### Objective
Read the records below. Copy each line where the string "tests" occurs.

— START Source records —

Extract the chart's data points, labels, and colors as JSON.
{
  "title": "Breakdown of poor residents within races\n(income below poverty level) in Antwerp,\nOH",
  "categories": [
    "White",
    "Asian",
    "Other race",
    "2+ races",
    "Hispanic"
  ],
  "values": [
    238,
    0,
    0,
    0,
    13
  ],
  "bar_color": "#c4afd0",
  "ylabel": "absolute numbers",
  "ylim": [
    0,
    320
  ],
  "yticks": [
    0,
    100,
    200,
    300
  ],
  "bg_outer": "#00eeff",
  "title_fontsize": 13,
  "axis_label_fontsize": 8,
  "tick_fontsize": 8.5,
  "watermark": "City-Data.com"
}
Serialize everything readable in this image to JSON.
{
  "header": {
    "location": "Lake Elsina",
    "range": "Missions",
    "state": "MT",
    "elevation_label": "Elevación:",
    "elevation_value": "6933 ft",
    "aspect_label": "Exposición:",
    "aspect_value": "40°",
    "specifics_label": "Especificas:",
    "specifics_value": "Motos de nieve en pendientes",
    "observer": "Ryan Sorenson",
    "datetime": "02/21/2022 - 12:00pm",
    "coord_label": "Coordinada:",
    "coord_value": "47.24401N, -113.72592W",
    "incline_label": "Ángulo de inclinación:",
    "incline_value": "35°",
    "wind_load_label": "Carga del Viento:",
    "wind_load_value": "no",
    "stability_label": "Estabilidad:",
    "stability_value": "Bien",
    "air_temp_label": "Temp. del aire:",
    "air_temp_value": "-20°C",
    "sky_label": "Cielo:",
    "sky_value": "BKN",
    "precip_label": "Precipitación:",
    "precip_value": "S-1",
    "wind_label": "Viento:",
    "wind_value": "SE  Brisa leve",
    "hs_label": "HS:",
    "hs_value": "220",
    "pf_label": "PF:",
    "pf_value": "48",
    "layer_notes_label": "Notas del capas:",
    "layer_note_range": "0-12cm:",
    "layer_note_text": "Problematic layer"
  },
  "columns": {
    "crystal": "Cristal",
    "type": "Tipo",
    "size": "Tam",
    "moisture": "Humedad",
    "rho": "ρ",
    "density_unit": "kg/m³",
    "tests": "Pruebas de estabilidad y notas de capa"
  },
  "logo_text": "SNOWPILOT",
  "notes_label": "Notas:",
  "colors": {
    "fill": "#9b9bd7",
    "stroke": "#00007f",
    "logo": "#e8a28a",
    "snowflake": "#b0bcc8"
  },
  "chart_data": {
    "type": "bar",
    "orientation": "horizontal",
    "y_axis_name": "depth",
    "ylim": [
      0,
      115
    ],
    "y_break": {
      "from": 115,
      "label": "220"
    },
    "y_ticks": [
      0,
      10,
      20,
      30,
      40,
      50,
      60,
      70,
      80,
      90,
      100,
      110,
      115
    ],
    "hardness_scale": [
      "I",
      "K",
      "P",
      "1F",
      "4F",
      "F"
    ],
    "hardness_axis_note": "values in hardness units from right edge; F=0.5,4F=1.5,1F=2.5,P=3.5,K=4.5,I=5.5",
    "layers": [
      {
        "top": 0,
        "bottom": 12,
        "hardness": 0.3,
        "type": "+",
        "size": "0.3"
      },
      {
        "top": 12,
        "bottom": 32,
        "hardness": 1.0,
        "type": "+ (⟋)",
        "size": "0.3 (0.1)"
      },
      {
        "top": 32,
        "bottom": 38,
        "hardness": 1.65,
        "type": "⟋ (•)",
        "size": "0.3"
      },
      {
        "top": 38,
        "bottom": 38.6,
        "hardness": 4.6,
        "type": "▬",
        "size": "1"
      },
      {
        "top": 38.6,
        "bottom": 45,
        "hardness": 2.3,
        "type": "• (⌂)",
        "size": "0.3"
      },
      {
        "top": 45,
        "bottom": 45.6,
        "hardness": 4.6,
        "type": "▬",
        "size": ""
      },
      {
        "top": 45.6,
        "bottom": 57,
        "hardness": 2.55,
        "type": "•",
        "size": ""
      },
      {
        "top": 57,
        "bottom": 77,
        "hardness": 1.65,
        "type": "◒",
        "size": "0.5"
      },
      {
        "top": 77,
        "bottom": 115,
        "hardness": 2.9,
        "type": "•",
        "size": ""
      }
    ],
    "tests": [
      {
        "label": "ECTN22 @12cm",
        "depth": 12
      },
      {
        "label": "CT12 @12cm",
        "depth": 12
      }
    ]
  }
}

— END Source records —

### Answer to the problem
    "tests": "Pruebas de estabilidad y notas de capa"
    "tests": [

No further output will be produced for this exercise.